§ WHAT THE TASK REQUIRES
Check every line of the entries below for the word "rottura", and copy the ones that have it.

-------- RECORD EXTRACTS --------

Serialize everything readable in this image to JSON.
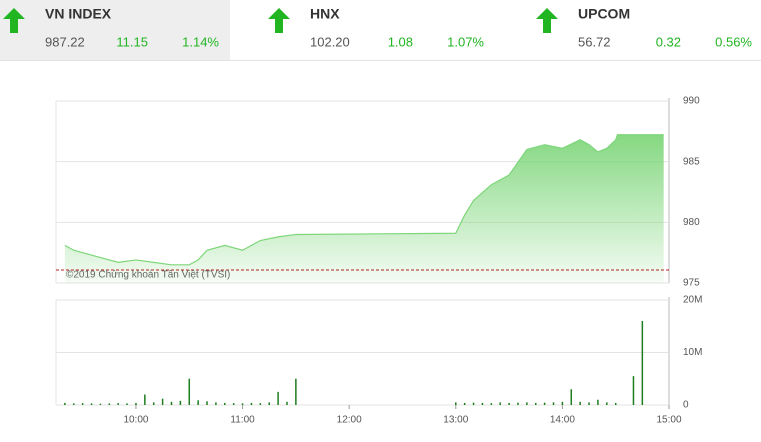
{
  "header": {
    "tickers": [
      {
        "name": "VN INDEX",
        "value": "987.22",
        "change": "11.15",
        "percent": "1.14%"
      },
      {
        "name": "HNX",
        "value": "102.20",
        "change": "1.08",
        "percent": "1.07%"
      },
      {
        "name": "UPCOM",
        "value": "56.72",
        "change": "0.32",
        "percent": "0.56%"
      }
    ]
  },
  "chart_data": [
    {
      "type": "area",
      "watermark": "©2019 Chứng khoán Tân Việt (TVSI)",
      "color": "#7ed67a",
      "x": [
        "09:20",
        "09:25",
        "09:30",
        "09:40",
        "09:50",
        "10:00",
        "10:10",
        "10:20",
        "10:30",
        "10:35",
        "10:40",
        "10:50",
        "11:00",
        "11:10",
        "11:20",
        "11:30",
        "13:00",
        "13:05",
        "13:10",
        "13:20",
        "13:30",
        "13:40",
        "13:50",
        "14:00",
        "14:10",
        "14:15",
        "14:20",
        "14:25",
        "14:30",
        "14:31",
        "14:45",
        "14:57"
      ],
      "values": [
        978.1,
        977.7,
        977.5,
        977.1,
        976.7,
        976.9,
        976.7,
        976.5,
        976.5,
        976.9,
        977.7,
        978.1,
        977.7,
        978.5,
        978.8,
        979.0,
        979.1,
        980.6,
        981.8,
        983.1,
        983.9,
        986.0,
        986.4,
        986.1,
        986.8,
        986.4,
        985.8,
        986.1,
        986.8,
        987.22,
        987.22,
        987.22
      ],
      "reference_value": 976.07,
      "reference_color": "#b22222",
      "xlim": [
        "09:15",
        "15:00"
      ],
      "ylim": [
        975,
        990
      ],
      "yticks": [
        975,
        980,
        985,
        990
      ],
      "grid": true
    },
    {
      "type": "bar",
      "color": "#1e7d1e",
      "x": [
        "09:20",
        "09:25",
        "09:30",
        "09:35",
        "09:40",
        "09:45",
        "09:50",
        "09:55",
        "10:00",
        "10:05",
        "10:10",
        "10:15",
        "10:20",
        "10:25",
        "10:30",
        "10:35",
        "10:40",
        "10:45",
        "10:50",
        "10:55",
        "11:00",
        "11:05",
        "11:10",
        "11:15",
        "11:20",
        "11:25",
        "11:30",
        "13:00",
        "13:05",
        "13:10",
        "13:15",
        "13:20",
        "13:25",
        "13:30",
        "13:35",
        "13:40",
        "13:45",
        "13:50",
        "13:55",
        "14:00",
        "14:05",
        "14:10",
        "14:15",
        "14:20",
        "14:25",
        "14:30",
        "14:40",
        "14:45"
      ],
      "values": [
        400000,
        300000,
        350000,
        300000,
        250000,
        300000,
        350000,
        300000,
        400000,
        2000000,
        500000,
        1200000,
        600000,
        800000,
        5000000,
        900000,
        700000,
        500000,
        400000,
        350000,
        300000,
        400000,
        350000,
        500000,
        2500000,
        600000,
        5000000,
        500000,
        400000,
        450000,
        400000,
        350000,
        500000,
        400000,
        450000,
        500000,
        400000,
        450000,
        500000,
        600000,
        3000000,
        600000,
        500000,
        1000000,
        500000,
        400000,
        5500000,
        16000000
      ],
      "xlim": [
        "09:15",
        "15:00"
      ],
      "xticks": [
        "10:00",
        "11:00",
        "12:00",
        "13:00",
        "14:00",
        "15:00"
      ],
      "ylim": [
        0,
        20000000
      ],
      "yticks": [
        0,
        {
          "value": 10000000,
          "label": "10M"
        },
        {
          "value": 20000000,
          "label": "20M"
        }
      ],
      "grid": true
    }
  ]
}
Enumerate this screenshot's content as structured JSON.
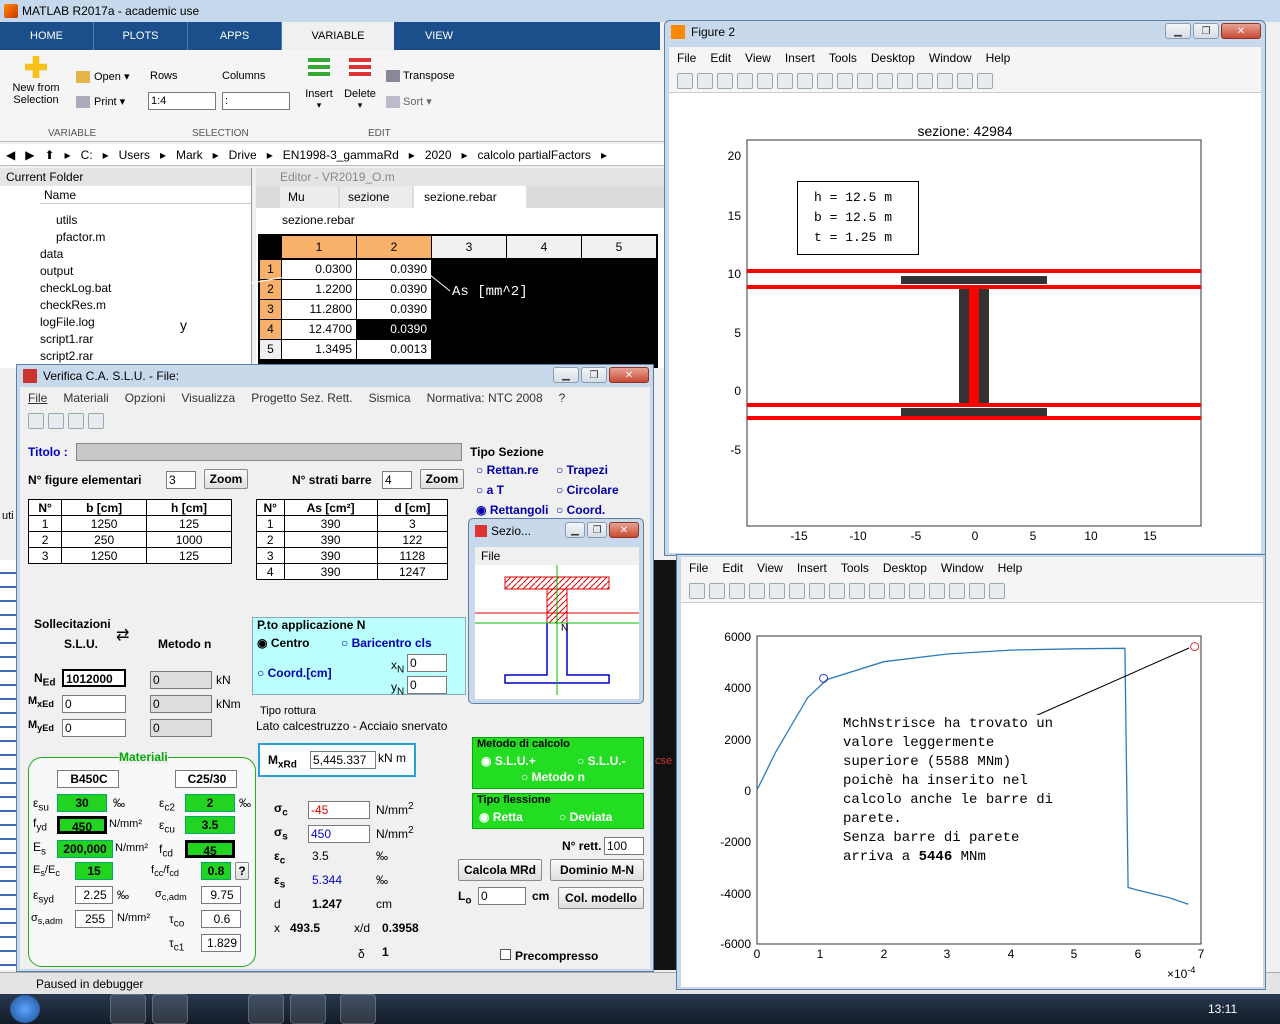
{
  "matlab": {
    "title": "MATLAB R2017a - academic use",
    "tabs": [
      "HOME",
      "PLOTS",
      "APPS",
      "VARIABLE",
      "VIEW"
    ],
    "new_from_selection": "New from Selection",
    "open": "Open",
    "print": "Print",
    "rows": "Rows",
    "columns": "Columns",
    "rows_value": "1:4",
    "columns_value": ":",
    "insert": "Insert",
    "delete": "Delete",
    "transpose": "Transpose",
    "sort": "Sort",
    "sec_variable": "VARIABLE",
    "sec_selection": "SELECTION",
    "sec_edit": "EDIT",
    "path": [
      "C:",
      "Users",
      "Mark",
      "Drive",
      "EN1998-3_gammaRd",
      "2020",
      "calcolo partialFactors"
    ],
    "current_folder": "Current Folder",
    "name_col": "Name",
    "files": [
      "utils",
      "pfactor.m",
      "data",
      "output",
      "checkLog.bat",
      "checkRes.m",
      "logFile.log",
      "script1.rar",
      "script2.rar"
    ],
    "editor_title": "Editor - VR2019_O.m",
    "editor_tabs": [
      "Mu",
      "sezione",
      "sezione.rebar"
    ],
    "var_name": "sezione.rebar",
    "col_headers": [
      "1",
      "2",
      "3",
      "4",
      "5"
    ],
    "row_headers": [
      "1",
      "2",
      "3",
      "4",
      "5"
    ],
    "grid": [
      [
        "0.0300",
        "0.0390"
      ],
      [
        "1.2200",
        "0.0390"
      ],
      [
        "11.2800",
        "0.0390"
      ],
      [
        "12.4700",
        "0.0390"
      ],
      [
        "1.3495",
        "0.0013"
      ]
    ],
    "annot_y": "y",
    "annot_as": "As [mm^2]",
    "status": "Paused in debugger",
    "left_stub": "uti",
    "cmd_stub": "cse"
  },
  "fig2": {
    "title": "Figure 2",
    "menu": [
      "File",
      "Edit",
      "View",
      "Insert",
      "Tools",
      "Desktop",
      "Window",
      "Help"
    ],
    "plot_title": "sezione: 42984",
    "box": [
      "h = 12.5 m",
      "b = 12.5 m",
      "t = 1.25 m"
    ],
    "yticks": [
      "20",
      "15",
      "10",
      "5",
      "0",
      "-5"
    ],
    "xticks": [
      "-15",
      "-10",
      "-5",
      "0",
      "5",
      "10",
      "15"
    ]
  },
  "fig3": {
    "menu": [
      "File",
      "Edit",
      "View",
      "Insert",
      "Tools",
      "Desktop",
      "Window",
      "Help"
    ],
    "yticks": [
      "6000",
      "4000",
      "2000",
      "0",
      "-2000",
      "-4000",
      "-6000"
    ],
    "xticks": [
      "0",
      "1",
      "2",
      "3",
      "4",
      "5",
      "6",
      "7"
    ],
    "xexp": "×10",
    "xexp_pow": "-4",
    "note": [
      "MchNstrisce ha trovato un",
      "valore leggermente",
      "superiore (5588 MNm)",
      "poichè ha inserito nel",
      "calcolo anche le barre di",
      "parete.",
      "Senza barre di parete"
    ],
    "note_last_pre": "arriva a ",
    "note_last_bold": "5446",
    "note_last_post": " MNm"
  },
  "chart_data": {
    "type": "line",
    "x": [
      0,
      0.3,
      0.8,
      1.1,
      2,
      3,
      4,
      5,
      5.8,
      5.85,
      6,
      6.5,
      6.8
    ],
    "y": [
      0,
      1500,
      3600,
      4300,
      5000,
      5300,
      5450,
      5500,
      5520,
      -3800,
      -3900,
      -4200,
      -4450
    ],
    "xlim": [
      0,
      7
    ],
    "ylim": [
      -6000,
      6000
    ],
    "points": [
      {
        "x": 1.05,
        "y": 4350
      },
      {
        "x": 6.9,
        "y": 5588
      }
    ]
  },
  "verifica": {
    "title": "Verifica C.A. S.L.U. - File:",
    "menu": [
      "File",
      "Materiali",
      "Opzioni",
      "Visualizza",
      "Progetto Sez. Rett.",
      "Sismica",
      "Normativa: NTC 2008",
      "?"
    ],
    "titolo": "Titolo :",
    "nfig_label": "N° figure elementari",
    "nfig": "3",
    "zoom": "Zoom",
    "nstrati_label": "N° strati barre",
    "nstrati": "4",
    "tipo_sezione": "Tipo Sezione",
    "tipi": [
      "Rettan.re",
      "Trapezi",
      "a T",
      "Circolare",
      "Rettangoli",
      "Coord."
    ],
    "t1_head": [
      "N°",
      "b [cm]",
      "h [cm]"
    ],
    "t1": [
      [
        "1",
        "1250",
        "125"
      ],
      [
        "2",
        "250",
        "1000"
      ],
      [
        "3",
        "1250",
        "125"
      ]
    ],
    "t2_head": [
      "N°",
      "As [cm²]",
      "d [cm]"
    ],
    "t2": [
      [
        "1",
        "390",
        "3"
      ],
      [
        "2",
        "390",
        "122"
      ],
      [
        "3",
        "390",
        "1128"
      ],
      [
        "4",
        "390",
        "1247"
      ]
    ],
    "sollecitazioni": "Sollecitazioni",
    "slu": "S.L.U.",
    "metodo_n": "Metodo n",
    "ned": "1012000",
    "z1": "0",
    "z2": "0",
    "z3": "0",
    "z4": "0",
    "z5": "0",
    "kn": "kN",
    "knm": "kNm",
    "ptoN": "P.to applicazione N",
    "centro": "Centro",
    "baricentro": "Baricentro cls",
    "coordcm": "Coord.[cm]",
    "xn": "0",
    "yn": "0",
    "tipo_rottura": "Tipo rottura",
    "rottura": "Lato calcestruzzo - Acciaio snervato",
    "mxrd": "5,445.337",
    "knm2": "kN m",
    "materiali": "Materiali",
    "steel": "B450C",
    "conc": "C25/30",
    "esu": "30",
    "fyd": "450",
    "es": "200,000",
    "eses": "15",
    "esyd": "2.25",
    "sadm": "255",
    "ec2": "2",
    "ecu": "3.5",
    "fcd": "45",
    "fccfcd": "0.8",
    "scadm": "9.75",
    "tco": "0.6",
    "tc1": "1.829",
    "permil": "‰",
    "nmm2": "N/mm²",
    "sigc": "-45",
    "sigs": "450",
    "epsc": "3.5",
    "epss": "5.344",
    "d": "1.247",
    "x": "493.5",
    "xd": "0.3958",
    "delta": "1",
    "cm": "cm",
    "nmm": "N/mm",
    "metodo_calcolo": "Metodo di calcolo",
    "mslu_p": "S.L.U.+",
    "mslu_m": "S.L.U.-",
    "mmetn": "Metodo n",
    "tipo_flessione": "Tipo flessione",
    "retta": "Retta",
    "deviata": "Deviata",
    "nrett_label": "N° rett.",
    "nrett": "100",
    "calcola": "Calcola MRd",
    "dominio": "Dominio M-N",
    "lo": "0",
    "colmodello": "Col. modello",
    "precompresso": "Precompresso",
    "q": "?"
  },
  "sezio": {
    "title": "Sezio...",
    "file": "File",
    "n": "N"
  },
  "taskbar": {
    "time": "13:11"
  }
}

--------

§ EXERCISE SOLUTION
    "tipo_rottura": "Tipo rottura",
    "rottura": "Lato calcestruzzo - Acciaio snervato",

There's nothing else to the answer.